§ **PROBLEM DESCRIPTION**: Select every line holding the word "author" and copy it.

Stored data entries
** START **
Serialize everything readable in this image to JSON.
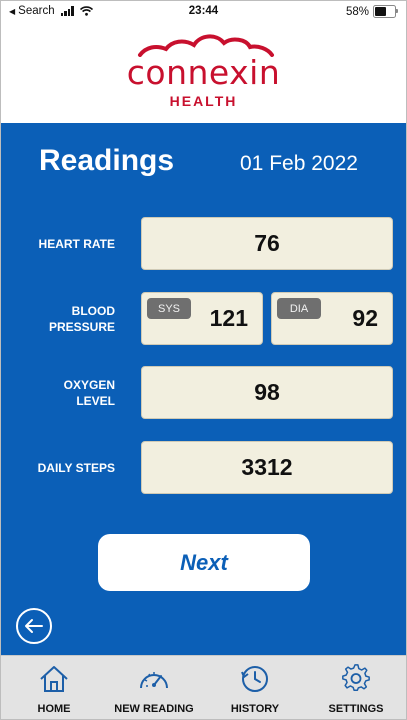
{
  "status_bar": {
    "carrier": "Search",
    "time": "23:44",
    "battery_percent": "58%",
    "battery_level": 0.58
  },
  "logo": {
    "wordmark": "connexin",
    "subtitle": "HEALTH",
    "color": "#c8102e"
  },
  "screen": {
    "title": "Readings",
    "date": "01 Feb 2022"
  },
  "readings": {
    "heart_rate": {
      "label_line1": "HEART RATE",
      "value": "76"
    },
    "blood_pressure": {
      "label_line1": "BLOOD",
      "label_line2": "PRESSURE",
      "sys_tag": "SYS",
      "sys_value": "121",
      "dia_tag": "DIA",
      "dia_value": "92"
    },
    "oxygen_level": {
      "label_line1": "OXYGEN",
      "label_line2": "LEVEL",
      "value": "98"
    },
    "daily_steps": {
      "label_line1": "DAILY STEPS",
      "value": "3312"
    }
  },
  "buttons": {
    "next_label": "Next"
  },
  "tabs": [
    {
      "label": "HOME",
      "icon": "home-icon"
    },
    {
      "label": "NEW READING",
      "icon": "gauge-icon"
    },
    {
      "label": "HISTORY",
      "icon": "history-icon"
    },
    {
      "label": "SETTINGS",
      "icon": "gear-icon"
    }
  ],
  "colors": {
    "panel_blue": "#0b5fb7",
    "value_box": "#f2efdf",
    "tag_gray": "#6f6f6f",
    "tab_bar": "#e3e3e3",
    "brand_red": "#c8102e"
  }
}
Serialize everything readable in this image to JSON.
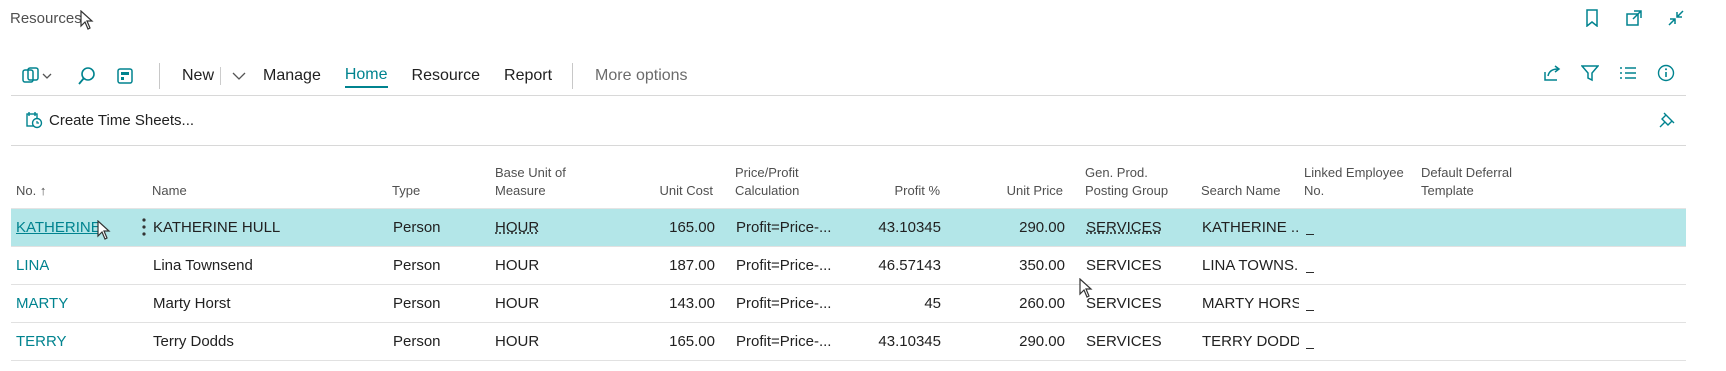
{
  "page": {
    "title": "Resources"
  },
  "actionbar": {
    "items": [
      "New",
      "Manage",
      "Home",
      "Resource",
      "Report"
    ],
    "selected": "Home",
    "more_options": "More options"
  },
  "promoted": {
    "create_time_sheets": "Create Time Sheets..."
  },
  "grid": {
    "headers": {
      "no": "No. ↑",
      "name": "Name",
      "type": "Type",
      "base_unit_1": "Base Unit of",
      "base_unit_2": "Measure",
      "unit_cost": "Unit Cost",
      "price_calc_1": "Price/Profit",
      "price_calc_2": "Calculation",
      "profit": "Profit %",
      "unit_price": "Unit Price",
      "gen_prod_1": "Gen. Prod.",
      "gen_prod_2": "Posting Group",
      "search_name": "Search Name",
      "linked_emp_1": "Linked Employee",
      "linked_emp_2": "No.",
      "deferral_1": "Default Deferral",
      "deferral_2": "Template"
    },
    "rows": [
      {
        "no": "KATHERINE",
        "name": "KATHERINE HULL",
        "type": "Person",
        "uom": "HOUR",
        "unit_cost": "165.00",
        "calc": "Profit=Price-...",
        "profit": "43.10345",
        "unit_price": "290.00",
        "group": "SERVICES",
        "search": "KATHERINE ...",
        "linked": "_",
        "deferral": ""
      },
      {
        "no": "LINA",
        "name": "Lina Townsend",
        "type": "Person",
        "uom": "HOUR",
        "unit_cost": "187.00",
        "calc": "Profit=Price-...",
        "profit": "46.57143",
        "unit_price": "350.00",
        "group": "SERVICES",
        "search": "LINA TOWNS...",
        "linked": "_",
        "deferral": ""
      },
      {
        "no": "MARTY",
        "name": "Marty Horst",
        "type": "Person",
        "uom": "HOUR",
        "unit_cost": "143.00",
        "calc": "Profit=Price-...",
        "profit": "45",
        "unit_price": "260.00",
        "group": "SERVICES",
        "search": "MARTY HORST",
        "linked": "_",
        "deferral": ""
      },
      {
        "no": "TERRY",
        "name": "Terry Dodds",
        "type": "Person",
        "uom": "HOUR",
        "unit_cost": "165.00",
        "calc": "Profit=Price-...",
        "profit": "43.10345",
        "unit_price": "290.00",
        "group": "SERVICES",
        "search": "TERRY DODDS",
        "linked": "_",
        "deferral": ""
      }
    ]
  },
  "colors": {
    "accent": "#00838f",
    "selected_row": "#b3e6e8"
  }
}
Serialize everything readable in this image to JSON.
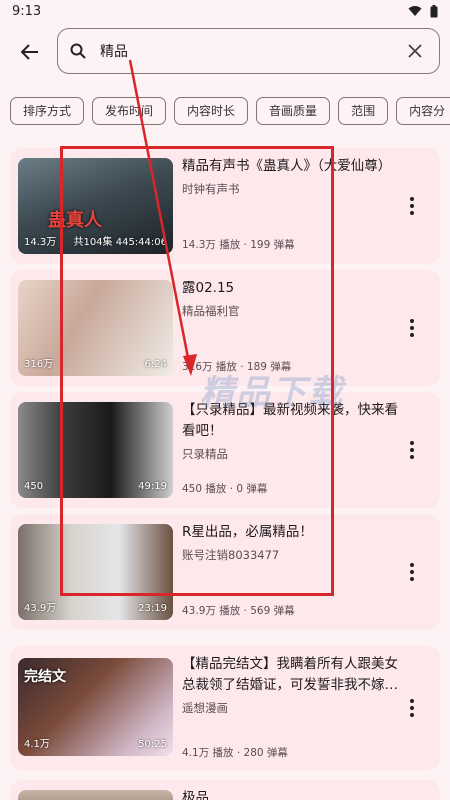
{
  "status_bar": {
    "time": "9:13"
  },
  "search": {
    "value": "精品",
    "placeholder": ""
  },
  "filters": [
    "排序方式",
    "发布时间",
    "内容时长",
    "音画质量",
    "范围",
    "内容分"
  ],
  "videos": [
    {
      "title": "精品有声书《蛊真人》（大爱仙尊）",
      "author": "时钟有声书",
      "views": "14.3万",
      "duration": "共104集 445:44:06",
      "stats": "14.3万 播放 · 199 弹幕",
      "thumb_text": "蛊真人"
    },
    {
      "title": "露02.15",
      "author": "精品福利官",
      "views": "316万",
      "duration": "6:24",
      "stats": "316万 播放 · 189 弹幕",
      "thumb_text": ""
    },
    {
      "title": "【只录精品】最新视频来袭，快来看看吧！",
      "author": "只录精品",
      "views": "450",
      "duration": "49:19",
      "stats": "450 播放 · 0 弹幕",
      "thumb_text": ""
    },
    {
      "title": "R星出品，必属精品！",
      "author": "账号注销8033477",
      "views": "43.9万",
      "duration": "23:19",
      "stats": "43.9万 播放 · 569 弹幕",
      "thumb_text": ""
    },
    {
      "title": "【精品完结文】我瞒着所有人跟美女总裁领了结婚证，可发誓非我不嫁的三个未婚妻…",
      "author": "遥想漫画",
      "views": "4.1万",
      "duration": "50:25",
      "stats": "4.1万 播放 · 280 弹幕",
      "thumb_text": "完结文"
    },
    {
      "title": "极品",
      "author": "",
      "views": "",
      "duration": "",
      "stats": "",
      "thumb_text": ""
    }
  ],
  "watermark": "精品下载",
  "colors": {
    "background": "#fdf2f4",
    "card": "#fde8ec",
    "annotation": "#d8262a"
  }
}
** END **
§ **RESULT**:
      "author": "时钟有声书",
      "author": "精品福利官",
      "author": "只录精品",
      "author": "账号注销8033477",
      "author": "遥想漫画",
      "author": "",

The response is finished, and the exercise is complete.